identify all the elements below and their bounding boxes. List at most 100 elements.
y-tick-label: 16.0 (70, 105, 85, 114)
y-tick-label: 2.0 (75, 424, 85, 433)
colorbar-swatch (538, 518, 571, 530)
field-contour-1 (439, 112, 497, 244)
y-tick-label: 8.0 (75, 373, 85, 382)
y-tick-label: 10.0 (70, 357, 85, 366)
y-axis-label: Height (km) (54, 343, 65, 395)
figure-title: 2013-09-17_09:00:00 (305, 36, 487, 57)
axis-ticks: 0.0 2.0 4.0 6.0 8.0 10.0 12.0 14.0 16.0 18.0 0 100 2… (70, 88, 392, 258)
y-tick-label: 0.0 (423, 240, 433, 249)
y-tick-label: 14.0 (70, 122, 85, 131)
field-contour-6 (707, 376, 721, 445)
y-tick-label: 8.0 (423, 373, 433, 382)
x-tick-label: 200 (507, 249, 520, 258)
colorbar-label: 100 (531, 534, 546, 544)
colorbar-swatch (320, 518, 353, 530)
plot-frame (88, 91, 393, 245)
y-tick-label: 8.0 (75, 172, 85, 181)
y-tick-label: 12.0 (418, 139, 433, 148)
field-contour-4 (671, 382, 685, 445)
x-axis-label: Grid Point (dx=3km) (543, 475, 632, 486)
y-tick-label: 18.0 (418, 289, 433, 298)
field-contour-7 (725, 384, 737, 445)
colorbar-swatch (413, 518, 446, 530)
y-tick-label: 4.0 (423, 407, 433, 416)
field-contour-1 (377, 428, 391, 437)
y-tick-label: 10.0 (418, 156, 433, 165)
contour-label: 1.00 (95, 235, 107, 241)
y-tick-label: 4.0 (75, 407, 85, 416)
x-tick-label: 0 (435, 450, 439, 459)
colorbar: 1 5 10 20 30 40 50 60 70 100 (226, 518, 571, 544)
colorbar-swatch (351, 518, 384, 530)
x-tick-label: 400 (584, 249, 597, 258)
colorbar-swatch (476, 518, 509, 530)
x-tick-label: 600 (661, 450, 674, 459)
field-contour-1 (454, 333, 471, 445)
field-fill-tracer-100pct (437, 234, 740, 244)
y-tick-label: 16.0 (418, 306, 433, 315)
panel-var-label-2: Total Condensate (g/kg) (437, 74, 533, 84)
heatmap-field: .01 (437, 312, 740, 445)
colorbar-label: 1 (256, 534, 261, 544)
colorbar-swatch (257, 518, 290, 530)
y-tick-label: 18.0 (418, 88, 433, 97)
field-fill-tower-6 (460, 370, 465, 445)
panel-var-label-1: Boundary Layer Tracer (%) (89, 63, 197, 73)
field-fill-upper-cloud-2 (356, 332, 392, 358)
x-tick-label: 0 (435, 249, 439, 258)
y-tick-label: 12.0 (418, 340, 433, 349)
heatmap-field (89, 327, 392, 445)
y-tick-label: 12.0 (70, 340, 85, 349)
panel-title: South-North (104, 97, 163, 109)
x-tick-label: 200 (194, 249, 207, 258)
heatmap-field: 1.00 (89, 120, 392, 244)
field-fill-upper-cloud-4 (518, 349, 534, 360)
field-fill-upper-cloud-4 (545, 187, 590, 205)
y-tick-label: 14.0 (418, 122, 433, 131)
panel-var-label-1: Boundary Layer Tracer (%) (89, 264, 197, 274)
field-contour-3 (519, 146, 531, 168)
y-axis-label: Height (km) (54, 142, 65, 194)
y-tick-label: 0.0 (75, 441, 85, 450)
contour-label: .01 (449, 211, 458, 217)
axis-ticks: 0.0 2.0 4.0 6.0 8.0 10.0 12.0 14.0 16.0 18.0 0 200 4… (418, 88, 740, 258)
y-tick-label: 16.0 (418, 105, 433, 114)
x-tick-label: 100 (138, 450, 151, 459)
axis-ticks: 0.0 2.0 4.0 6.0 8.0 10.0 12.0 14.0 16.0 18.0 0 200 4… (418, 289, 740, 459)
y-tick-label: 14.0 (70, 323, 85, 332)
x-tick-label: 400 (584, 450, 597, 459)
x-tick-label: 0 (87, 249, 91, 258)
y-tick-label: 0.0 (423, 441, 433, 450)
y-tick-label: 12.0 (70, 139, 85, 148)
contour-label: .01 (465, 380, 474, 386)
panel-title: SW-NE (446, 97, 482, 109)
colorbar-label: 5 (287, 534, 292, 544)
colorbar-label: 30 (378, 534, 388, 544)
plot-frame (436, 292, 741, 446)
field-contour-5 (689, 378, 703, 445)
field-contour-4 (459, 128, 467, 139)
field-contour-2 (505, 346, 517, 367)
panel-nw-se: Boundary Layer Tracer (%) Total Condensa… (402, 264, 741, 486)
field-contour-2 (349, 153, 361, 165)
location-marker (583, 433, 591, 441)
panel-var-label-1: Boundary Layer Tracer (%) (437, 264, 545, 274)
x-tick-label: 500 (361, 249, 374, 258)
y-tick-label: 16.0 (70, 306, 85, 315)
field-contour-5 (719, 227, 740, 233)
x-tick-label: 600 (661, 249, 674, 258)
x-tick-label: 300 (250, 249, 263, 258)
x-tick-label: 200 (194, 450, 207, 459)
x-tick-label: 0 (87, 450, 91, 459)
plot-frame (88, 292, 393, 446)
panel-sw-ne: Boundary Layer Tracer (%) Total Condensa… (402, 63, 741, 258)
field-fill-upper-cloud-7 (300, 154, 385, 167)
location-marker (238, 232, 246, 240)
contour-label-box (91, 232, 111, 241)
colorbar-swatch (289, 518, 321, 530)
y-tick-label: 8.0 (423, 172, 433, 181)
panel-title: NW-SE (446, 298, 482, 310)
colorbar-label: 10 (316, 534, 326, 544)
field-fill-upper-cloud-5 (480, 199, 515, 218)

********************

- _Work instructions_
Copy the material word for word, starting with its first line and ending after the line that contains "x-tick-label: 600 (661, 450, 674, 459)".

- _Answer to the exercise_
identify all the elements below and their bounding boxes. List at most 100 elements.
y-tick-label: 16.0 (70, 105, 85, 114)
y-tick-label: 2.0 (75, 424, 85, 433)
colorbar-swatch (538, 518, 571, 530)
field-contour-1 (439, 112, 497, 244)
y-tick-label: 8.0 (75, 373, 85, 382)
y-tick-label: 10.0 (70, 357, 85, 366)
y-axis-label: Height (km) (54, 343, 65, 395)
figure-title: 2013-09-17_09:00:00 (305, 36, 487, 57)
axis-ticks: 0.0 2.0 4.0 6.0 8.0 10.0 12.0 14.0 16.0 18.0 0 100 2… (70, 88, 392, 258)
y-tick-label: 0.0 (423, 240, 433, 249)
y-tick-label: 14.0 (70, 122, 85, 131)
field-contour-6 (707, 376, 721, 445)
y-tick-label: 8.0 (423, 373, 433, 382)
x-tick-label: 200 (507, 249, 520, 258)
colorbar-label: 100 (531, 534, 546, 544)
colorbar-swatch (320, 518, 353, 530)
plot-frame (88, 91, 393, 245)
y-tick-label: 8.0 (75, 172, 85, 181)
y-tick-label: 12.0 (418, 139, 433, 148)
field-contour-4 (671, 382, 685, 445)
x-axis-label: Grid Point (dx=3km) (543, 475, 632, 486)
y-tick-label: 18.0 (418, 289, 433, 298)
field-contour-7 (725, 384, 737, 445)
colorbar-swatch (413, 518, 446, 530)
y-tick-label: 4.0 (423, 407, 433, 416)
field-contour-1 (377, 428, 391, 437)
y-tick-label: 10.0 (418, 156, 433, 165)
contour-label: 1.00 (95, 235, 107, 241)
y-tick-label: 4.0 (75, 407, 85, 416)
x-tick-label: 0 (435, 450, 439, 459)
colorbar: 1 5 10 20 30 40 50 60 70 100 (226, 518, 571, 544)
colorbar-swatch (351, 518, 384, 530)
x-tick-label: 400 (584, 249, 597, 258)
colorbar-swatch (476, 518, 509, 530)
x-tick-label: 600 (661, 450, 674, 459)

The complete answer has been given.